Data extracted from a collection:
==*==

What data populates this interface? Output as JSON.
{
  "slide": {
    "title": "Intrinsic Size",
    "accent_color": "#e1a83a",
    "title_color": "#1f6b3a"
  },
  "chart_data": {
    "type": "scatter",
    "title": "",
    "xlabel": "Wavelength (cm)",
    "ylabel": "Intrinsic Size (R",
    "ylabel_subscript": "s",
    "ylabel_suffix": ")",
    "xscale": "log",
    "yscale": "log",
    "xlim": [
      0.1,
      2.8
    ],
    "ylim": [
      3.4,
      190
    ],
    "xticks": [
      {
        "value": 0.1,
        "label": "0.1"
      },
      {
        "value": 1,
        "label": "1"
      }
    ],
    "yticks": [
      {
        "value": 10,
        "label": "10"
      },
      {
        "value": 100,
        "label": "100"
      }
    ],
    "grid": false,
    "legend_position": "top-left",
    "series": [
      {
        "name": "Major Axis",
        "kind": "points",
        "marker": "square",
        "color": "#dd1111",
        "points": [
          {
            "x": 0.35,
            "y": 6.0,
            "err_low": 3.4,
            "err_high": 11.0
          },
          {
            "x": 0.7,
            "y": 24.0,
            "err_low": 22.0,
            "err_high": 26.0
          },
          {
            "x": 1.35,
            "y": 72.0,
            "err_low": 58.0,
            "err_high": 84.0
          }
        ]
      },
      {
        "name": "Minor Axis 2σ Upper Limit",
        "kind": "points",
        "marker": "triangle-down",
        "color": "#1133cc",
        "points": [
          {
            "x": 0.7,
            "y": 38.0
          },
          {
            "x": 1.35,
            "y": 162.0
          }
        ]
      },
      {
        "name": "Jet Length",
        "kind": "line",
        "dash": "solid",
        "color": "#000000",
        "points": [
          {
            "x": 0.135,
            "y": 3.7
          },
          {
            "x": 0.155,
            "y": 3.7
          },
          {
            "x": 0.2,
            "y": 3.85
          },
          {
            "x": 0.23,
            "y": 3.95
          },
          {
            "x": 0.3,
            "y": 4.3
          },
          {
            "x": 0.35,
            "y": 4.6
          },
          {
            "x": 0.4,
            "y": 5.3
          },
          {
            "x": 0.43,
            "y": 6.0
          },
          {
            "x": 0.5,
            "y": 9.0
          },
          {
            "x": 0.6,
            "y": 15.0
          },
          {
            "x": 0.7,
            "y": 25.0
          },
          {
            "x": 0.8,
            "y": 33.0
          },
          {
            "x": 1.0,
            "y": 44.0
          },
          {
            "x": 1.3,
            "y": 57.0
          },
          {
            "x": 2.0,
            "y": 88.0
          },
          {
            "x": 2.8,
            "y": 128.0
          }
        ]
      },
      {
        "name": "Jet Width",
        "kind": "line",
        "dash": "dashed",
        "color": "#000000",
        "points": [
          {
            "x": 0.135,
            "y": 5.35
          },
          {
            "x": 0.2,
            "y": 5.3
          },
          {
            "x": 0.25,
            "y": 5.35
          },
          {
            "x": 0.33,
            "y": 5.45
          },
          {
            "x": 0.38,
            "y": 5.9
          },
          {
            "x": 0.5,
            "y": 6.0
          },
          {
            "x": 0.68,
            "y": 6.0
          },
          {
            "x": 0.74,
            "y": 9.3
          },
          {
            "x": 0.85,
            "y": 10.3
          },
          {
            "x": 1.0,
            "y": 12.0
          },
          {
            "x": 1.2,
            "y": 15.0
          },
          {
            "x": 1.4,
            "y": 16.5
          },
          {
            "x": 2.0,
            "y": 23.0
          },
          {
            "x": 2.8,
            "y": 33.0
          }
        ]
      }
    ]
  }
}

==*==

TASK REQUIREMENTS: Write out every entry exactly as given.

WRITTEN RESPONSE:
What data populates this interface? Output as JSON.
{
  "slide": {
    "title": "Intrinsic Size",
    "accent_color": "#e1a83a",
    "title_color": "#1f6b3a"
  },
  "chart_data": {
    "type": "scatter",
    "title": "",
    "xlabel": "Wavelength (cm)",
    "ylabel": "Intrinsic Size (R",
    "ylabel_subscript": "s",
    "ylabel_suffix": ")",
    "xscale": "log",
    "yscale": "log",
    "xlim": [
      0.1,
      2.8
    ],
    "ylim": [
      3.4,
      190
    ],
    "xticks": [
      {
        "value": 0.1,
        "label": "0.1"
      },
      {
        "value": 1,
        "label": "1"
      }
    ],
    "yticks": [
      {
        "value": 10,
        "label": "10"
      },
      {
        "value": 100,
        "label": "100"
      }
    ],
    "grid": false,
    "legend_position": "top-left",
    "series": [
      {
        "name": "Major Axis",
        "kind": "points",
        "marker": "square",
        "color": "#dd1111",
        "points": [
          {
            "x": 0.35,
            "y": 6.0,
            "err_low": 3.4,
            "err_high": 11.0
          },
          {
            "x": 0.7,
            "y": 24.0,
            "err_low": 22.0,
            "err_high": 26.0
          },
          {
            "x": 1.35,
            "y": 72.0,
            "err_low": 58.0,
            "err_high": 84.0
          }
        ]
      },
      {
        "name": "Minor Axis 2σ Upper Limit",
        "kind": "points",
        "marker": "triangle-down",
        "color": "#1133cc",
        "points": [
          {
            "x": 0.7,
            "y": 38.0
          },
          {
            "x": 1.35,
            "y": 162.0
          }
        ]
      },
      {
        "name": "Jet Length",
        "kind": "line",
        "dash": "solid",
        "color": "#000000",
        "points": [
          {
            "x": 0.135,
            "y": 3.7
          },
          {
            "x": 0.155,
            "y": 3.7
          },
          {
            "x": 0.2,
            "y": 3.85
          },
          {
            "x": 0.23,
            "y": 3.95
          },
          {
            "x": 0.3,
            "y": 4.3
          },
          {
            "x": 0.35,
            "y": 4.6
          },
          {
            "x": 0.4,
            "y": 5.3
          },
          {
            "x": 0.43,
            "y": 6.0
          },
          {
            "x": 0.5,
            "y": 9.0
          },
          {
            "x": 0.6,
            "y": 15.0
          },
          {
            "x": 0.7,
            "y": 25.0
          },
          {
            "x": 0.8,
            "y": 33.0
          },
          {
            "x": 1.0,
            "y": 44.0
          },
          {
            "x": 1.3,
            "y": 57.0
          },
          {
            "x": 2.0,
            "y": 88.0
          },
          {
            "x": 2.8,
            "y": 128.0
          }
        ]
      },
      {
        "name": "Jet Width",
        "kind": "line",
        "dash": "dashed",
        "color": "#000000",
        "points": [
          {
            "x": 0.135,
            "y": 5.35
          },
          {
            "x": 0.2,
            "y": 5.3
          },
          {
            "x": 0.25,
            "y": 5.35
          },
          {
            "x": 0.33,
            "y": 5.45
          },
          {
            "x": 0.38,
            "y": 5.9
          },
          {
            "x": 0.5,
            "y": 6.0
          },
          {
            "x": 0.68,
            "y": 6.0
          },
          {
            "x": 0.74,
            "y": 9.3
          },
          {
            "x": 0.85,
            "y": 10.3
          },
          {
            "x": 1.0,
            "y": 12.0
          },
          {
            "x": 1.2,
            "y": 15.0
          },
          {
            "x": 1.4,
            "y": 16.5
          },
          {
            "x": 2.0,
            "y": 23.0
          },
          {
            "x": 2.8,
            "y": 33.0
          }
        ]
      }
    ]
  }
}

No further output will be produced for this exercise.